>> START Stored records

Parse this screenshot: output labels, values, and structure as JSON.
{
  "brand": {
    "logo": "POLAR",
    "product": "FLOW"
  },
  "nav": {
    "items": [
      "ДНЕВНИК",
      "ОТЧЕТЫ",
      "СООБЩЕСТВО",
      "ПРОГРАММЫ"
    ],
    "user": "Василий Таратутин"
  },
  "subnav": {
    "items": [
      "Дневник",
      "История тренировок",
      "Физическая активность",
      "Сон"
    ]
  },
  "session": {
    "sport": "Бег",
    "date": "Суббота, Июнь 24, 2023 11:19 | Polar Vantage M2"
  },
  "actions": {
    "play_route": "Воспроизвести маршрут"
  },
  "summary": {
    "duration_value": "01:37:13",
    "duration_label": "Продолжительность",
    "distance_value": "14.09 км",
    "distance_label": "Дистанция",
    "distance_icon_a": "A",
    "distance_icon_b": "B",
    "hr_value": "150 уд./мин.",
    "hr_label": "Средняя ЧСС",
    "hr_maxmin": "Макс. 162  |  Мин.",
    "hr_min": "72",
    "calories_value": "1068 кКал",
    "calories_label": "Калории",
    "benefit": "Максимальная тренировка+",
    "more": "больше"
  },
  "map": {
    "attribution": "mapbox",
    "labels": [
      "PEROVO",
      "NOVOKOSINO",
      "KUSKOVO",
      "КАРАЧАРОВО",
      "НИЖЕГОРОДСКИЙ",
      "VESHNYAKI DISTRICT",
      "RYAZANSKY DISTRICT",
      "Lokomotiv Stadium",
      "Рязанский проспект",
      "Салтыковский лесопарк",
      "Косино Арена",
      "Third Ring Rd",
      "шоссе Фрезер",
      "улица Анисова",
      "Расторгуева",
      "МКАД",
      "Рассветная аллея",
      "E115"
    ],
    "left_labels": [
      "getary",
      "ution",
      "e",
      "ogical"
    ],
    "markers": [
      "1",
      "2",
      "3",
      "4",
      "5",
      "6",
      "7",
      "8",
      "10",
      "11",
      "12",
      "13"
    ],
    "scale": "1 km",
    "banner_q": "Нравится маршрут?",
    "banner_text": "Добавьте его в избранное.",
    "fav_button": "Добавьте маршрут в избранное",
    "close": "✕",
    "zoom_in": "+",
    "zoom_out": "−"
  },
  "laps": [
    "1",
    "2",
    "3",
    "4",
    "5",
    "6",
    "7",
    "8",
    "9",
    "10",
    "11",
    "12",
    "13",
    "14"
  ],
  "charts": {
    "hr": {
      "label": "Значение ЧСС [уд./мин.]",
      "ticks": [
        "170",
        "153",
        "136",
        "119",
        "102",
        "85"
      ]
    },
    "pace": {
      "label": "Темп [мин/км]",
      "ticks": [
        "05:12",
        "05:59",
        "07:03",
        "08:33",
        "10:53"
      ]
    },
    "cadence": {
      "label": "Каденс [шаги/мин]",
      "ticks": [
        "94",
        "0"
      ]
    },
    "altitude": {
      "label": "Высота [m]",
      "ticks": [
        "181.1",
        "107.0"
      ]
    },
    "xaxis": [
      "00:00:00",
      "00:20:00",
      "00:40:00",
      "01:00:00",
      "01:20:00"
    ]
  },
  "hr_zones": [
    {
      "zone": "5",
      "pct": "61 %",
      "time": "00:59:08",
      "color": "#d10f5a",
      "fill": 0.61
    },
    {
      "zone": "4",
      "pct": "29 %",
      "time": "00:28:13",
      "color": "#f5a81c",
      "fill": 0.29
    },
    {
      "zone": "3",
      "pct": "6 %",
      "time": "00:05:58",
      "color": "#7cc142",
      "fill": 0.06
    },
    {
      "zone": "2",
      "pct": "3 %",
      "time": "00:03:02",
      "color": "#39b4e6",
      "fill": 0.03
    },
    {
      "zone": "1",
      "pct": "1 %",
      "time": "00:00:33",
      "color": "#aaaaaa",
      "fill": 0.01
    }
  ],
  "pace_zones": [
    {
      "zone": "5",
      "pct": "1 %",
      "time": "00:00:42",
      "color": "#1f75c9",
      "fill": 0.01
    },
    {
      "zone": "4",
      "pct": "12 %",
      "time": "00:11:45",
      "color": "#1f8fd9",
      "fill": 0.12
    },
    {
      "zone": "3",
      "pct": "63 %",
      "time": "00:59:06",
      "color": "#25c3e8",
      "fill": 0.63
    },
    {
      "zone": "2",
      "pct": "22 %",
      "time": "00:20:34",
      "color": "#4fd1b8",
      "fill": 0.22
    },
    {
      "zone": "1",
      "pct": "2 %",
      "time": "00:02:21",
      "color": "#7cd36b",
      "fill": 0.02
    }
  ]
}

>> END Stored records

**What needs to be done:**
Write out every entry again, keeping each line exactly the same.

**Response to the exercise:**
Parse this screenshot: output labels, values, and structure as JSON.
{
  "brand": {
    "logo": "POLAR",
    "product": "FLOW"
  },
  "nav": {
    "items": [
      "ДНЕВНИК",
      "ОТЧЕТЫ",
      "СООБЩЕСТВО",
      "ПРОГРАММЫ"
    ],
    "user": "Василий Таратутин"
  },
  "subnav": {
    "items": [
      "Дневник",
      "История тренировок",
      "Физическая активность",
      "Сон"
    ]
  },
  "session": {
    "sport": "Бег",
    "date": "Суббота, Июнь 24, 2023 11:19 | Polar Vantage M2"
  },
  "actions": {
    "play_route": "Воспроизвести маршрут"
  },
  "summary": {
    "duration_value": "01:37:13",
    "duration_label": "Продолжительность",
    "distance_value": "14.09 км",
    "distance_label": "Дистанция",
    "distance_icon_a": "A",
    "distance_icon_b": "B",
    "hr_value": "150 уд./мин.",
    "hr_label": "Средняя ЧСС",
    "hr_maxmin": "Макс. 162  |  Мин.",
    "hr_min": "72",
    "calories_value": "1068 кКал",
    "calories_label": "Калории",
    "benefit": "Максимальная тренировка+",
    "more": "больше"
  },
  "map": {
    "attribution": "mapbox",
    "labels": [
      "PEROVO",
      "NOVOKOSINO",
      "KUSKOVO",
      "КАРАЧАРОВО",
      "НИЖЕГОРОДСКИЙ",
      "VESHNYAKI DISTRICT",
      "RYAZANSKY DISTRICT",
      "Lokomotiv Stadium",
      "Рязанский проспект",
      "Салтыковский лесопарк",
      "Косино Арена",
      "Third Ring Rd",
      "шоссе Фрезер",
      "улица Анисова",
      "Расторгуева",
      "МКАД",
      "Рассветная аллея",
      "E115"
    ],
    "left_labels": [
      "getary",
      "ution",
      "e",
      "ogical"
    ],
    "markers": [
      "1",
      "2",
      "3",
      "4",
      "5",
      "6",
      "7",
      "8",
      "10",
      "11",
      "12",
      "13"
    ],
    "scale": "1 km",
    "banner_q": "Нравится маршрут?",
    "banner_text": "Добавьте его в избранное.",
    "fav_button": "Добавьте маршрут в избранное",
    "close": "✕",
    "zoom_in": "+",
    "zoom_out": "−"
  },
  "laps": [
    "1",
    "2",
    "3",
    "4",
    "5",
    "6",
    "7",
    "8",
    "9",
    "10",
    "11",
    "12",
    "13",
    "14"
  ],
  "charts": {
    "hr": {
      "label": "Значение ЧСС [уд./мин.]",
      "ticks": [
        "170",
        "153",
        "136",
        "119",
        "102",
        "85"
      ]
    },
    "pace": {
      "label": "Темп [мин/км]",
      "ticks": [
        "05:12",
        "05:59",
        "07:03",
        "08:33",
        "10:53"
      ]
    },
    "cadence": {
      "label": "Каденс [шаги/мин]",
      "ticks": [
        "94",
        "0"
      ]
    },
    "altitude": {
      "label": "Высота [m]",
      "ticks": [
        "181.1",
        "107.0"
      ]
    },
    "xaxis": [
      "00:00:00",
      "00:20:00",
      "00:40:00",
      "01:00:00",
      "01:20:00"
    ]
  },
  "hr_zones": [
    {
      "zone": "5",
      "pct": "61 %",
      "time": "00:59:08",
      "color": "#d10f5a",
      "fill": 0.61
    },
    {
      "zone": "4",
      "pct": "29 %",
      "time": "00:28:13",
      "color": "#f5a81c",
      "fill": 0.29
    },
    {
      "zone": "3",
      "pct": "6 %",
      "time": "00:05:58",
      "color": "#7cc142",
      "fill": 0.06
    },
    {
      "zone": "2",
      "pct": "3 %",
      "time": "00:03:02",
      "color": "#39b4e6",
      "fill": 0.03
    },
    {
      "zone": "1",
      "pct": "1 %",
      "time": "00:00:33",
      "color": "#aaaaaa",
      "fill": 0.01
    }
  ],
  "pace_zones": [
    {
      "zone": "5",
      "pct": "1 %",
      "time": "00:00:42",
      "color": "#1f75c9",
      "fill": 0.01
    },
    {
      "zone": "4",
      "pct": "12 %",
      "time": "00:11:45",
      "color": "#1f8fd9",
      "fill": 0.12
    },
    {
      "zone": "3",
      "pct": "63 %",
      "time": "00:59:06",
      "color": "#25c3e8",
      "fill": 0.63
    },
    {
      "zone": "2",
      "pct": "22 %",
      "time": "00:20:34",
      "color": "#4fd1b8",
      "fill": 0.22
    },
    {
      "zone": "1",
      "pct": "2 %",
      "time": "00:02:21",
      "color": "#7cd36b",
      "fill": 0.02
    }
  ]
}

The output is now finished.